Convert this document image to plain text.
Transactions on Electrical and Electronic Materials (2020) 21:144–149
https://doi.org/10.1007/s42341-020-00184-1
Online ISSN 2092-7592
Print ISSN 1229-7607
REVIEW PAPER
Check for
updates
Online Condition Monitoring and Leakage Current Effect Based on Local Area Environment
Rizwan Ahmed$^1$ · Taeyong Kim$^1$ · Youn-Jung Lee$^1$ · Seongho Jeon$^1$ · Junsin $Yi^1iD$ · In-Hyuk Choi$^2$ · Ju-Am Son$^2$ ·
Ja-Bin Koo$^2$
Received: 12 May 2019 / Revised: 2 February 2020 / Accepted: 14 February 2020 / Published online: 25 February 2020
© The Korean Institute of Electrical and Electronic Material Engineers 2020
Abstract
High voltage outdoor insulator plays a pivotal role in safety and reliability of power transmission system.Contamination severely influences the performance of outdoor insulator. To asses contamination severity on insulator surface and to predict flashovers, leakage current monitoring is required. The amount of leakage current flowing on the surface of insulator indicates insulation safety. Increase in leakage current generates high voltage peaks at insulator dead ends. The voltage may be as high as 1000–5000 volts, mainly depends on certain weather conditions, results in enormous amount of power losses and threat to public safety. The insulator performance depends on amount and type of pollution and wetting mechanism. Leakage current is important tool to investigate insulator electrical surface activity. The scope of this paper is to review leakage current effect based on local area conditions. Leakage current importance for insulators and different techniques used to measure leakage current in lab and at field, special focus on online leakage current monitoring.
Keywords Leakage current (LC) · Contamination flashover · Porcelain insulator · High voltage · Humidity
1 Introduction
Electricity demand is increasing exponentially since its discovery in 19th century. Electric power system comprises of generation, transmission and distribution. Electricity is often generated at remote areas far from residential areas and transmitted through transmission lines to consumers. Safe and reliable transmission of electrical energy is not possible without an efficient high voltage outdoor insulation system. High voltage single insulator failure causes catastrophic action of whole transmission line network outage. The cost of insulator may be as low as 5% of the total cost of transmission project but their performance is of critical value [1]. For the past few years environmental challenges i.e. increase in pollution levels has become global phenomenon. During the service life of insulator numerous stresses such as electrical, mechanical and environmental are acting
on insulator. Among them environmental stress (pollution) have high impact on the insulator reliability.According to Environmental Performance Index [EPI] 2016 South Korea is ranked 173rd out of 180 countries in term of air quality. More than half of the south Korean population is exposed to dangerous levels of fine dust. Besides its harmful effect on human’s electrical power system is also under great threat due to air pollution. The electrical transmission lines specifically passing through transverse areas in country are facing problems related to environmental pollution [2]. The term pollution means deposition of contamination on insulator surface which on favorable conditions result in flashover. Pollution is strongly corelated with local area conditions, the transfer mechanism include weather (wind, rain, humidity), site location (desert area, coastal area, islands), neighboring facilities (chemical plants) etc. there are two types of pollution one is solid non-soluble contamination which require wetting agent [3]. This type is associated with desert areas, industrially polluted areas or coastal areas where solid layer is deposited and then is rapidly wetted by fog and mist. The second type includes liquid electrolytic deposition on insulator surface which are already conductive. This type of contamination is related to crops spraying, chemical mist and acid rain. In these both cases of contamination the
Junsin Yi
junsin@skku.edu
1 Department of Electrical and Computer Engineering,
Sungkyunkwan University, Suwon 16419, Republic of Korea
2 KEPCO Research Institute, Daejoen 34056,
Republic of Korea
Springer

= = = = = = =

EXERCISE GOAL – Return the material in full, exactly as shown.

OUTPUT BELOW –
Convert this document image to plain text.
Transactions on Electrical and Electronic Materials (2020) 21:144–149
https://doi.org/10.1007/s42341-020-00184-1
Online ISSN 2092-7592
Print ISSN 1229-7607
REVIEW PAPER
Check for
updates
Online Condition Monitoring and Leakage Current Effect Based on Local Area Environment
Rizwan Ahmed$^1$ · Taeyong Kim$^1$ · Youn-Jung Lee$^1$ · Seongho Jeon$^1$ · Junsin $Yi^1iD$ · In-Hyuk Choi$^2$ · Ju-Am Son$^2$ ·
Ja-Bin Koo$^2$
Received: 12 May 2019 / Revised: 2 February 2020 / Accepted: 14 February 2020 / Published online: 25 February 2020
© The Korean Institute of Electrical and Electronic Material Engineers 2020
Abstract
High voltage outdoor insulator plays a pivotal role in safety and reliability of power transmission system.Contamination severely influences the performance of outdoor insulator. To asses contamination severity on insulator surface and to predict flashovers, leakage current monitoring is required. The amount of leakage current flowing on the surface of insulator indicates insulation safety. Increase in leakage current generates high voltage peaks at insulator dead ends. The voltage may be as high as 1000–5000 volts, mainly depends on certain weather conditions, results in enormous amount of power losses and threat to public safety. The insulator performance depends on amount and type of pollution and wetting mechanism. Leakage current is important tool to investigate insulator electrical surface activity. The scope of this paper is to review leakage current effect based on local area conditions. Leakage current importance for insulators and different techniques used to measure leakage current in lab and at field, special focus on online leakage current monitoring.
Keywords Leakage current (LC) · Contamination flashover · Porcelain insulator · High voltage · Humidity
1 Introduction
Electricity demand is increasing exponentially since its discovery in 19th century. Electric power system comprises of generation, transmission and distribution. Electricity is often generated at remote areas far from residential areas and transmitted through transmission lines to consumers. Safe and reliable transmission of electrical energy is not possible without an efficient high voltage outdoor insulation system. High voltage single insulator failure causes catastrophic action of whole transmission line network outage. The cost of insulator may be as low as 5% of the total cost of transmission project but their performance is of critical value [1]. For the past few years environmental challenges i.e. increase in pollution levels has become global phenomenon. During the service life of insulator numerous stresses such as electrical, mechanical and environmental are acting
on insulator. Among them environmental stress (pollution) have high impact on the insulator reliability.According to Environmental Performance Index [EPI] 2016 South Korea is ranked 173rd out of 180 countries in term of air quality. More than half of the south Korean population is exposed to dangerous levels of fine dust. Besides its harmful effect on human’s electrical power system is also under great threat due to air pollution. The electrical transmission lines specifically passing through transverse areas in country are facing problems related to environmental pollution [2]. The term pollution means deposition of contamination on insulator surface which on favorable conditions result in flashover. Pollution is strongly corelated with local area conditions, the transfer mechanism include weather (wind, rain, humidity), site location (desert area, coastal area, islands), neighboring facilities (chemical plants) etc. there are two types of pollution one is solid non-soluble contamination which require wetting agent [3]. This type is associated with desert areas, industrially polluted areas or coastal areas where solid layer is deposited and then is rapidly wetted by fog and mist. The second type includes liquid electrolytic deposition on insulator surface which are already conductive. This type of contamination is related to crops spraying, chemical mist and acid rain. In these both cases of contamination the
Junsin Yi
junsin@skku.edu
1 Department of Electrical and Computer Engineering,
Sungkyunkwan University, Suwon 16419, Republic of Korea
2 KEPCO Research Institute, Daejoen 34056,
Republic of Korea
Springer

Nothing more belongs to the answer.